GIVEN TASK A — Decide whether each statement below agrees with the article on Coinbase's purchase of ECHO, answering yes or no and quoting the deciding words of the article: (i) Coinbase paid $375 million for ECHO; (ii) Coinbase's monthly trading users peaked in Q4 2022; (iii) non-trading revenue made up 36.8% of Coinbase's total revenue in 2024.

SELECTED TEXT —
================
Investing $375 million to acquire the fundraising platform ECHO, Coinbase's self-rescue and gamble
Author: Zhou, ChainCatcher
According to official news, Coinbase has acquired the cryptocurrency investment platform ECHO for $375 million, marking its eighth acquisition since 2025. From integrating the privacy technology project Iron Fish at the beginning of the year, to taking over the derivatives exchange Deribit and the token management platform LiquiFi mid-year, and now ECHO, Coinbase's acquisition scope in the core areas of the crypto ecosystem is expanding.
Behind this series of operations, Coinbase is attempting to shift from a "compliant exchange" to an "asset-side ecological platform," building a full-stack ecosystem around asset generation, issuance, and circulation.
1. The Compliance Dividend is Fading, the Old Moat is Collapsing
In recent years, Coinbase built its moat with "compliance licenses + listing windows," allowing it to be the first to list mainstream tokens (such as SOL, APT, AVAX), thereby attracting both institutional and retail investors and forming a differentiated asset advantage.
However, this advantage is rapidly diminishing. As the SEC expands its licensing and more exchanges pursue compliance, compliance has shifted from a scarce label to an industry standard. This change directly weakens Coinbase's core competitiveness and brings multiple challenges: the high fee model is under pressure, retail trading profit margins are compressed, and an increasing number of users prefer low-cost platforms like Binance (average fee 0.015%-0.1%) or Robinhood.
Meanwhile, Coinbase's MTU (monthly trading users) growth has stagnated, having peaked in Q4 2021, with no significant rebound since 2022. User growth is highly dependent on market fluctuations, and the traditional trading-driven model may struggle to sustain itself.

To mitigate volatility risks, Coinbase has been promoting a "AWS-like" transformation over the past two years, hedging cyclical fluctuations through non-trading businesses such as stablecoin revenue, staking rewards, interest, and subscription services. Although the proportion of non-trading revenue in total revenue has risen to 36.8% in 2024, overall expansion growth remains slow, and a clear second curve has yet to form.
When the compliance dividend is no longer a moat, Coinbase must redefine its relationship with assets and users.
2. From Exchange to Ecological Platform: Seeking a Second Growth Curve
Since the beginning of this year, Coinbase has significantly accelerated its acquisition pace on the asset side. It is no longer just a matching platform but is attempting to establish dominance in the "asset generation---issuance---circulation" process.
The list of eight acquisitions in 2025 is as follows:
- January 8, Roam.xyz (Blockchain Explorer / Social Entry): Strengthening on-chain consumer entry, laying out a browser-level Web3 interaction layer to improve user acquisition efficiency.
================
(Element region listings)
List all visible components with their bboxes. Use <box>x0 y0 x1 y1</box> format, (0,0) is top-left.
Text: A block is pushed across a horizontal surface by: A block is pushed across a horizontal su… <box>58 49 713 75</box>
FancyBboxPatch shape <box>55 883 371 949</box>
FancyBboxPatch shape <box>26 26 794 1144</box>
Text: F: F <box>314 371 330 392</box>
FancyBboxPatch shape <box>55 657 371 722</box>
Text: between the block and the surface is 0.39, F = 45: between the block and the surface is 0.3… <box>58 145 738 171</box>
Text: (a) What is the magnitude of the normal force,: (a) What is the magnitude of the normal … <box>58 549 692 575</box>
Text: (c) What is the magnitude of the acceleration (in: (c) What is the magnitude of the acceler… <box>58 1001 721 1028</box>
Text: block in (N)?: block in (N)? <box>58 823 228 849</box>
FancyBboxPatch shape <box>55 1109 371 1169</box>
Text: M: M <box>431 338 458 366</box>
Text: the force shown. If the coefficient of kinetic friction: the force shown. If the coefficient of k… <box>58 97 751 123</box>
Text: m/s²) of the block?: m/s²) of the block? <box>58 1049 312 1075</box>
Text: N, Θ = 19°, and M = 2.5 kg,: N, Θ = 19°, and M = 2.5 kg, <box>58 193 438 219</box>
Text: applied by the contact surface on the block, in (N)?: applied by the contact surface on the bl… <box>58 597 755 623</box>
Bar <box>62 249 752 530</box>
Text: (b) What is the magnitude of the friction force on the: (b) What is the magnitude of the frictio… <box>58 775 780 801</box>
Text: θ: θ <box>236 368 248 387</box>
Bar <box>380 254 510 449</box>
================
GIVEN TASK B — Collect every line of the records above that contains the string "FancyBboxPatch", with case counting.

FULL RESPONSE A —
(i) Yes: "Coinbase has acquired the cryptocurrency investment platform ECHO for $375 million"
(ii) No: "having peaked in Q4 2021, with no significant rebound since 2022"
(iii) Yes: "the proportion of non-trading revenue in total revenue has risen to 36.8% in 2024"

FULL RESPONSE B —
FancyBboxPatch shape <box>55 883 371 949</box>
FancyBboxPatch shape <box>26 26 794 1144</box>
FancyBboxPatch shape <box>55 657 371 722</box>
FancyBboxPatch shape <box>55 1109 371 1169</box>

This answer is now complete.